>> Start DATA LISTING

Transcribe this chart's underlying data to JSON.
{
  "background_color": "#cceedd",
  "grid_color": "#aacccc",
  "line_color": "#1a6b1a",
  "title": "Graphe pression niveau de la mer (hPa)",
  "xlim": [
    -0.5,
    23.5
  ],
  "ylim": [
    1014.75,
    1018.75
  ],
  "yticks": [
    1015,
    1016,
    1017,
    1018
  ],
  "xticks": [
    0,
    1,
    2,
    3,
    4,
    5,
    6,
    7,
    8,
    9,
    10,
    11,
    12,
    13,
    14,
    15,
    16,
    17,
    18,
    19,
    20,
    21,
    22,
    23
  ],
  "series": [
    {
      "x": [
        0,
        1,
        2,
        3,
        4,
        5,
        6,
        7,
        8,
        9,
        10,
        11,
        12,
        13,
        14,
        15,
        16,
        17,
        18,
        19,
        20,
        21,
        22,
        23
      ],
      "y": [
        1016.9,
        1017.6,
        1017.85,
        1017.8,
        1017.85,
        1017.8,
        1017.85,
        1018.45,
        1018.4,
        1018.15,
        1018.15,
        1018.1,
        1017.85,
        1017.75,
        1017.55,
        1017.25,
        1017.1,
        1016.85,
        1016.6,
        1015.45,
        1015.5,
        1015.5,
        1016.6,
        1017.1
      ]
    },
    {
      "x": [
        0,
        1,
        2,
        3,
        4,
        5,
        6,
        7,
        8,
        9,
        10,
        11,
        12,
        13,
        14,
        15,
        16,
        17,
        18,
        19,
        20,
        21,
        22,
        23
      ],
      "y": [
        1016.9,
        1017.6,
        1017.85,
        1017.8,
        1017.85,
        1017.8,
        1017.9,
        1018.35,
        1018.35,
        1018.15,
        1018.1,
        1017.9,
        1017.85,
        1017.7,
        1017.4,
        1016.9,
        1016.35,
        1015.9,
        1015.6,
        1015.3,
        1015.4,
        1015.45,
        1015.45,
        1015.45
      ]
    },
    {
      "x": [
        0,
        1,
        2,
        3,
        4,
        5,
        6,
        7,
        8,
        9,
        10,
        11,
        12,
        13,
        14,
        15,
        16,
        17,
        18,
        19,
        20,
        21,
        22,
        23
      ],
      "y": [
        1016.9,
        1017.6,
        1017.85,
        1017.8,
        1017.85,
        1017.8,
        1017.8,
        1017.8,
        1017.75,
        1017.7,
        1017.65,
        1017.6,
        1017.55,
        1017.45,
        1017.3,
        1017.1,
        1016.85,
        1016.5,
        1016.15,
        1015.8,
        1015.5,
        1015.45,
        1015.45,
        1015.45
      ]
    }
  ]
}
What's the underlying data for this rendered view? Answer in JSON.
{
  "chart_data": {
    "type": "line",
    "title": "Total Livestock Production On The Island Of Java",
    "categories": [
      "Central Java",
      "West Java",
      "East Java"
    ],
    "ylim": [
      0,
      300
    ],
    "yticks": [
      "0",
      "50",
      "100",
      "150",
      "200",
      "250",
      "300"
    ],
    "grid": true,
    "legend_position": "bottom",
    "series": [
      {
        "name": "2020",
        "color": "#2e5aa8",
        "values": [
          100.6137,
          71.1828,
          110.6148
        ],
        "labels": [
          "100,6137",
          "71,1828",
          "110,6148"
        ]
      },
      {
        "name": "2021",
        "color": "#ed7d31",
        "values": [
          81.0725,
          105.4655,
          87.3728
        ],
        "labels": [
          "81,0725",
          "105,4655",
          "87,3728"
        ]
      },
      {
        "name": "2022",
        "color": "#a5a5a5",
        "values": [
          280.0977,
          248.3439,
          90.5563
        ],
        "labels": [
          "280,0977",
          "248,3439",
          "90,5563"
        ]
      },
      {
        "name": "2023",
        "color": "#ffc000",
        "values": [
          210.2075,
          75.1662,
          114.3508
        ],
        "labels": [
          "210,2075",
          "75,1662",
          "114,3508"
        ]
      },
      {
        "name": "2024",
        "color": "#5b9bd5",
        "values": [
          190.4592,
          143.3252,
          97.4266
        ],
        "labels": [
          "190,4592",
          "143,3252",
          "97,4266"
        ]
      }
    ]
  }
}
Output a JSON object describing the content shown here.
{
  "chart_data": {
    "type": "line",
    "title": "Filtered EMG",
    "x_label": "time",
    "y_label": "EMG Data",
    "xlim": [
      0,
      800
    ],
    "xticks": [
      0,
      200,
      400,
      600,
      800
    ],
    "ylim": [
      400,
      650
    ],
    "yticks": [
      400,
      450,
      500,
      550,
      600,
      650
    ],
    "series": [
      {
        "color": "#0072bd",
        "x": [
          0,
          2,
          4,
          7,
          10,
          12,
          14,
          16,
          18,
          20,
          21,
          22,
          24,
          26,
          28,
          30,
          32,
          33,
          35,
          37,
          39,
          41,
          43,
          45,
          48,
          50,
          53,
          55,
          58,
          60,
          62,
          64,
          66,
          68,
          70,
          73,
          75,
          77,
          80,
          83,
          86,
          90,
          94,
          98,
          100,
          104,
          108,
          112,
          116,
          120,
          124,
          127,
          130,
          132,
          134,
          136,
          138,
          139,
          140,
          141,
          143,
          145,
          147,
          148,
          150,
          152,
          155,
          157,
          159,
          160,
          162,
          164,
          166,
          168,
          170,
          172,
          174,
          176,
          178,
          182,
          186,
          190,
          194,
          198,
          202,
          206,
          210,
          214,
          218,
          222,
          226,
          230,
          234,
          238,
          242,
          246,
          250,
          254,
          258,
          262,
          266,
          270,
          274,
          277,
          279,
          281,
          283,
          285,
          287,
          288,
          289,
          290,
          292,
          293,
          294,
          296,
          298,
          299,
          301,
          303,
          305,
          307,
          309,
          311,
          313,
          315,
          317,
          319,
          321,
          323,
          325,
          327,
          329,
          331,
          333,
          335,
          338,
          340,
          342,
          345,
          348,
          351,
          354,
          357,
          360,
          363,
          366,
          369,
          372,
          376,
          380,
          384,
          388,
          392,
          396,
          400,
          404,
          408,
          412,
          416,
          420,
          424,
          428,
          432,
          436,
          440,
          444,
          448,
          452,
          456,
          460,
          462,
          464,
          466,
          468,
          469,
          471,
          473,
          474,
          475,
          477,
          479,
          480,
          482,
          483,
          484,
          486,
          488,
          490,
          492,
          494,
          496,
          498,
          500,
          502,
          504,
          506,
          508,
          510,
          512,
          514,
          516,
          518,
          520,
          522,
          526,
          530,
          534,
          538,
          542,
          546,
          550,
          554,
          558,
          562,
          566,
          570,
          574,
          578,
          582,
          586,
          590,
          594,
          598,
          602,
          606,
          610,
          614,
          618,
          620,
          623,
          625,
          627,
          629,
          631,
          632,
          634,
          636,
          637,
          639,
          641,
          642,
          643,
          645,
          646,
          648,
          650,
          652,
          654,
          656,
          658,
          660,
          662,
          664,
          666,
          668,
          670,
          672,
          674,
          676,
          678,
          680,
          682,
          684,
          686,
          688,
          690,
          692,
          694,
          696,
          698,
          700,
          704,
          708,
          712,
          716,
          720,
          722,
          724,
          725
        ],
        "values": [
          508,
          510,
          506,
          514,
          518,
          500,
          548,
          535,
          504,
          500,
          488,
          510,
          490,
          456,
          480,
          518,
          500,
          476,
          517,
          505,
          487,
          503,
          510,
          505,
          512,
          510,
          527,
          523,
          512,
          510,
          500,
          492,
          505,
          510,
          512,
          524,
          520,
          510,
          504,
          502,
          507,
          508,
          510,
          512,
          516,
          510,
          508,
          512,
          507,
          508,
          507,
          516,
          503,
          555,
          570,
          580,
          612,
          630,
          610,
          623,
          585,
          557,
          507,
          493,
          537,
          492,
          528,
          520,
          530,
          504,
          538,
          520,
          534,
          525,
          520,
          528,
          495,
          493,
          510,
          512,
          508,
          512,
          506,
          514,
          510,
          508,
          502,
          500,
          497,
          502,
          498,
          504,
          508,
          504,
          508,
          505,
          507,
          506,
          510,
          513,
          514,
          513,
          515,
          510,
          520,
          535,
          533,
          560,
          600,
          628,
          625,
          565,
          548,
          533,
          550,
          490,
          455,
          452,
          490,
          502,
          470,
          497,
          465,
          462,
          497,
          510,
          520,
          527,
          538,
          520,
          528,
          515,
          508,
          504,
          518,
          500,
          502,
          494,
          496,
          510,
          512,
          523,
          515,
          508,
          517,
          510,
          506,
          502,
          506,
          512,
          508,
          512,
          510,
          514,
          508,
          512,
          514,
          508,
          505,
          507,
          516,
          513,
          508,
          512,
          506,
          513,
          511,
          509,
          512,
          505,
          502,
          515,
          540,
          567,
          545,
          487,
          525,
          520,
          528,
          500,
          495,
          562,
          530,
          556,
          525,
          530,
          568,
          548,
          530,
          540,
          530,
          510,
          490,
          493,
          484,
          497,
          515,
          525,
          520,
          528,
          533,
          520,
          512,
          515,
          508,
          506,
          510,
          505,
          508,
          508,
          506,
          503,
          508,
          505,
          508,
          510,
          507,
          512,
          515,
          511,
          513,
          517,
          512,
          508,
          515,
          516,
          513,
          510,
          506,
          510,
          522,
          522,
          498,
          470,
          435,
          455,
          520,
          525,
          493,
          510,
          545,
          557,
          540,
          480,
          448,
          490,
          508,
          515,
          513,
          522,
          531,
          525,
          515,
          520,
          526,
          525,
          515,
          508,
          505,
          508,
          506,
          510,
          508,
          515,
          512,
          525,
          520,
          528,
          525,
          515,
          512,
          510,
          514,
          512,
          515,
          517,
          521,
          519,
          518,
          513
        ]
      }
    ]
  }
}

>> End DATA LISTING

## DIRECTIVE
Which lines in the listing above hold the word "name"? Show each of them.

## OUTPUT FOR THIS EXERCISE
        "name": "2020",
        "name": "2021",
        "name": "2022",
        "name": "2023",
        "name": "2024",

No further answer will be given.